#### Excerpt from a dataset
============

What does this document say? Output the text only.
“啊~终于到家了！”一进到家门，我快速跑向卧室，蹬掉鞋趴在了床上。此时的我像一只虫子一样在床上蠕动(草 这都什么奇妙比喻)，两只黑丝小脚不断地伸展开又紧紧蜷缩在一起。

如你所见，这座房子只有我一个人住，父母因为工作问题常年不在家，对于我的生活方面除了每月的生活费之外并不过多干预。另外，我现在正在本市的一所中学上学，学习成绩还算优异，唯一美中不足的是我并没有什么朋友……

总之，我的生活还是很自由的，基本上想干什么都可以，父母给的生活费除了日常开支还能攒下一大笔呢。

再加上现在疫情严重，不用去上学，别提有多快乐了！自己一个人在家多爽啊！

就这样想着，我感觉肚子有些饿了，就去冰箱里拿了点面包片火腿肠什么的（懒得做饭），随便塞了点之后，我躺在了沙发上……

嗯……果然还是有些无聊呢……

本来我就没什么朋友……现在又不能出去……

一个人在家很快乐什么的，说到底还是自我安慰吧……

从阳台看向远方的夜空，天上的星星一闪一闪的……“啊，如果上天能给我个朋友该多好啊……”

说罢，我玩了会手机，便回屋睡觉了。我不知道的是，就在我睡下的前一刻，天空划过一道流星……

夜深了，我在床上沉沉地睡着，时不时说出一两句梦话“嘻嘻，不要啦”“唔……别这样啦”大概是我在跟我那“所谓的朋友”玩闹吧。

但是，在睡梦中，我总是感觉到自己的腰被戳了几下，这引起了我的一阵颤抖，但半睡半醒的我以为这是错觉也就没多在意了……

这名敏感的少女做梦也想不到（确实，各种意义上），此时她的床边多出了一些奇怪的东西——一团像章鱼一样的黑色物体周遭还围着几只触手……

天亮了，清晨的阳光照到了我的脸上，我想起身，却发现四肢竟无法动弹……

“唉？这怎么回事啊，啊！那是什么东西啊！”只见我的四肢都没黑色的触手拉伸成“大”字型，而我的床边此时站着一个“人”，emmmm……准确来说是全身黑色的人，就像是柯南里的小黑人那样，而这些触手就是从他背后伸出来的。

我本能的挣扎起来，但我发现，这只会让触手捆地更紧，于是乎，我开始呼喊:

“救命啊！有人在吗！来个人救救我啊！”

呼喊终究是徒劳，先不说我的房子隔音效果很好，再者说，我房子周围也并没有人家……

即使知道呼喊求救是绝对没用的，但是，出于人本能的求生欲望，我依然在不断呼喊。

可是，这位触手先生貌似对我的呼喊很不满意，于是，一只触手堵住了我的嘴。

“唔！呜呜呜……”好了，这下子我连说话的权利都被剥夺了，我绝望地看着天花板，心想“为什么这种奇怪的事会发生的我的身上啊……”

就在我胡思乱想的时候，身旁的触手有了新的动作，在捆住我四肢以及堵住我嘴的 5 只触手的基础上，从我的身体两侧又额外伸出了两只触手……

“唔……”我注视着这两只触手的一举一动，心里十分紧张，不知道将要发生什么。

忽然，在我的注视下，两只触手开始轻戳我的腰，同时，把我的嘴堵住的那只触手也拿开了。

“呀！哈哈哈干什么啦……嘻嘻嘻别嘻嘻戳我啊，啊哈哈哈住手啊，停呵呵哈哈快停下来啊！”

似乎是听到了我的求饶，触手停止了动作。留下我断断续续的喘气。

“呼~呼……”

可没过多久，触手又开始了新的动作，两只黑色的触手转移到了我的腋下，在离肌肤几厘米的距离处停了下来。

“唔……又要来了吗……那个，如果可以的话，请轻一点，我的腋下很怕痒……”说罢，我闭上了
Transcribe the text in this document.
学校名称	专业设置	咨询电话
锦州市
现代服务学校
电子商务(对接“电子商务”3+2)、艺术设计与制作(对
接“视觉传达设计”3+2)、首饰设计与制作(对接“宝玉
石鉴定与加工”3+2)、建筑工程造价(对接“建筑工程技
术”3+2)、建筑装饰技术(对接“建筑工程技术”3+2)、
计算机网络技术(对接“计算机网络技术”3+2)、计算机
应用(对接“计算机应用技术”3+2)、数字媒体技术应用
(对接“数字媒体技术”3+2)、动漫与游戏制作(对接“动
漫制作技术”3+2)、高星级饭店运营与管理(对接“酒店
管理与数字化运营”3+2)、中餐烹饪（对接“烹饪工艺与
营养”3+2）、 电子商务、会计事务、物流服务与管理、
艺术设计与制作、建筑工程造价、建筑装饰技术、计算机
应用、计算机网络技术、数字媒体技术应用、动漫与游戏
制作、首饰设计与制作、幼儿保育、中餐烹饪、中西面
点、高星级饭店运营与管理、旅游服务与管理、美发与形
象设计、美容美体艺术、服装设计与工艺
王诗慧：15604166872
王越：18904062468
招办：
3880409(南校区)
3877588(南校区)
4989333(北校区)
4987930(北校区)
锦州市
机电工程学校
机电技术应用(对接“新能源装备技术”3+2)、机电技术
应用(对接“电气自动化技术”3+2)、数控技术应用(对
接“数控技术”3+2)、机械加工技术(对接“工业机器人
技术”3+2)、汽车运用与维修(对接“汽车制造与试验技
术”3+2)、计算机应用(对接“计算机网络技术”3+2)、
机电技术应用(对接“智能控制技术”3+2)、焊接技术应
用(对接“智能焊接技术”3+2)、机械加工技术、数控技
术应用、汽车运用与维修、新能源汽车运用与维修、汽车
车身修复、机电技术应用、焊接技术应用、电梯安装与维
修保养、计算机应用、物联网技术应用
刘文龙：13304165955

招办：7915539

============

#### WRITTEN TASK
Return all lines of the material above in which the word "建筑装饰技术" occurs.

#### EXERCISE OUTPUT
术”3+2)、建筑装饰技术(对接“建筑工程技术”3+2)、
艺术设计与制作、建筑工程造价、建筑装饰技术、计算机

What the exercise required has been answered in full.